Action item: Copy out, from the data below, each line in which the word "pathway" occurs.

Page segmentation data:
++++++++

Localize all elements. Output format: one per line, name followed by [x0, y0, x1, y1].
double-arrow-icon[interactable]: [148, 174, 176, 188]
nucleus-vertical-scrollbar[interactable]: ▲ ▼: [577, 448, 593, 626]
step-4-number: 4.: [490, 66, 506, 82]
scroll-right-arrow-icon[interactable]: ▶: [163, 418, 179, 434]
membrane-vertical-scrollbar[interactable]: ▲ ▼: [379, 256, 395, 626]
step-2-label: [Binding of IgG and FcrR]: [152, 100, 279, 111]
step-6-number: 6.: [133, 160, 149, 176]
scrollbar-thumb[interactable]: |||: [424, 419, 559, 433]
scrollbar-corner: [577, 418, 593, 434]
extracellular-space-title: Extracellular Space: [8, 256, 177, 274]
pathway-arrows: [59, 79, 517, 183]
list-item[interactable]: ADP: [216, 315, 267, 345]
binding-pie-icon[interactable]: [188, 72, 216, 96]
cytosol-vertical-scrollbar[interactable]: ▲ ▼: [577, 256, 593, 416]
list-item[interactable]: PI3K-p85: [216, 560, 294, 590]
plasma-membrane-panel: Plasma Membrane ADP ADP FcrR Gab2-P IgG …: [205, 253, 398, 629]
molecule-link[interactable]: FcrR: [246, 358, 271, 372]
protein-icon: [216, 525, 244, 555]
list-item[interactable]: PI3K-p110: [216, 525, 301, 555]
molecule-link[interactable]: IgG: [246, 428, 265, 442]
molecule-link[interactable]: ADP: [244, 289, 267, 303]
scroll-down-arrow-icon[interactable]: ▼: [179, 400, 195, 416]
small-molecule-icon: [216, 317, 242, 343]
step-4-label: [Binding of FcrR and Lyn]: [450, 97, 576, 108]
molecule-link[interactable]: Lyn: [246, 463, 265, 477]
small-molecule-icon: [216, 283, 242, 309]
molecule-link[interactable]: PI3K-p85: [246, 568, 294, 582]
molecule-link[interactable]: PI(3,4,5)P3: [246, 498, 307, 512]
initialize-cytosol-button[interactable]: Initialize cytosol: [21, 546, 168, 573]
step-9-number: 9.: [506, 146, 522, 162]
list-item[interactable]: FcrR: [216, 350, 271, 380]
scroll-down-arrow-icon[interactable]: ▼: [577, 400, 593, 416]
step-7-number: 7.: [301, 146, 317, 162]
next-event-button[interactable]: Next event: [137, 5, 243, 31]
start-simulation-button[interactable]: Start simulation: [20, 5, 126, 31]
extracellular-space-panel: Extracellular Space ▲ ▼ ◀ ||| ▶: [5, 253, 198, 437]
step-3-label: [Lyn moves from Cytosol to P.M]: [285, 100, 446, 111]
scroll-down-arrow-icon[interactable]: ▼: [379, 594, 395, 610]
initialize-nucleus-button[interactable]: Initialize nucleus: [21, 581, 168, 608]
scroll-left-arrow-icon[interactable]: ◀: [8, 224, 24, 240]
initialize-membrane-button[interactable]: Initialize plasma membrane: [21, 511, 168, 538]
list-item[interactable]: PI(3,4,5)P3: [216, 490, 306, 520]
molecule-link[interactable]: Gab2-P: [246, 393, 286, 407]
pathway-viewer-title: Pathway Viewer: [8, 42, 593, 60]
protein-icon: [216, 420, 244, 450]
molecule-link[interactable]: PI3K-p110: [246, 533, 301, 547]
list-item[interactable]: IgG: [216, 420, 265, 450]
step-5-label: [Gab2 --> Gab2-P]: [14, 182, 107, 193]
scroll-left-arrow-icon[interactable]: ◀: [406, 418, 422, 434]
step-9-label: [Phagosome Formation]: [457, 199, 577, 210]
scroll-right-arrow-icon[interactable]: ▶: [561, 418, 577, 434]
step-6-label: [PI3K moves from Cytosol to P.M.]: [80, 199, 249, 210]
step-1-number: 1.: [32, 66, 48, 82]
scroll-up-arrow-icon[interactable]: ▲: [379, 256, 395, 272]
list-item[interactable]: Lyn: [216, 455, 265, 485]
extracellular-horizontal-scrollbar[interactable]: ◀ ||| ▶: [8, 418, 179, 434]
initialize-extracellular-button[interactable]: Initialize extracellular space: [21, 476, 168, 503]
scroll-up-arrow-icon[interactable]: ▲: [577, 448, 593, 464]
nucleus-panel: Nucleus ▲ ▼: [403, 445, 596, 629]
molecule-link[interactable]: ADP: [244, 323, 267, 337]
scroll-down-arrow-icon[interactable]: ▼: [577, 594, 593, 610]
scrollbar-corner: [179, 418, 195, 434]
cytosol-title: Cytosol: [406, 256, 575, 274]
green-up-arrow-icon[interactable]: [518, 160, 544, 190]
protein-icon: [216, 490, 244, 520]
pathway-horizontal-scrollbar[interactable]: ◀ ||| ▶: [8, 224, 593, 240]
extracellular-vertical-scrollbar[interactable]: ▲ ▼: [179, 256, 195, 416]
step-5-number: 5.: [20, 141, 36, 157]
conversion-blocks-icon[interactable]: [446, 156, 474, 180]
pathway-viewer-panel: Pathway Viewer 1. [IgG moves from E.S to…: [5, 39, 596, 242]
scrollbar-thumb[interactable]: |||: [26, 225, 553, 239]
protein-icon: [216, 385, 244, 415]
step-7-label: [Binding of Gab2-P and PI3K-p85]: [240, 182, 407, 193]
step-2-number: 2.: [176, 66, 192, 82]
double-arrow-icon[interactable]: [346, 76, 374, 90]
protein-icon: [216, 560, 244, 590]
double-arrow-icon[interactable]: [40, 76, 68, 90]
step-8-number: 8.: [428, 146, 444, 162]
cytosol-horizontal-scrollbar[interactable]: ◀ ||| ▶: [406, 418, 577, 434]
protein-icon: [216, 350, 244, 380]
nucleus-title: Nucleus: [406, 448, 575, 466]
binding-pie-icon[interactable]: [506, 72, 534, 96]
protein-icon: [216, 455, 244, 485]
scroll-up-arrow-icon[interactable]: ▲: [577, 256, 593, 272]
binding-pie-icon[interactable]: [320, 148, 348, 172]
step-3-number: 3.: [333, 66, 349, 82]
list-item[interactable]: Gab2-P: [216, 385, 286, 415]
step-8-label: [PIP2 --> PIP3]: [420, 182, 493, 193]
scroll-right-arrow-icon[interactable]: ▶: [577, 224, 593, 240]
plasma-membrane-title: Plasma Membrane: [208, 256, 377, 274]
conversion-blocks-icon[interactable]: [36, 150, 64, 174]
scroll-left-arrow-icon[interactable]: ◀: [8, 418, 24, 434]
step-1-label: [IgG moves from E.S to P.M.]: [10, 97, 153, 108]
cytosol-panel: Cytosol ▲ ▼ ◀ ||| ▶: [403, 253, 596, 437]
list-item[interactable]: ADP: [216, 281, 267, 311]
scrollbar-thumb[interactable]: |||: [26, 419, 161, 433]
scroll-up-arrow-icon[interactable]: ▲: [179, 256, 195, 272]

++++++++

Reply:
pathway-arrows: [59, 79, 517, 183]
pathway-viewer-title: Pathway Viewer: [8, 42, 593, 60]
pathway-horizontal-scrollbar[interactable]: ◀ ||| ▶: [8, 224, 593, 240]
pathway-viewer-panel: Pathway Viewer 1. [IgG moves from E.S to…: [5, 39, 596, 242]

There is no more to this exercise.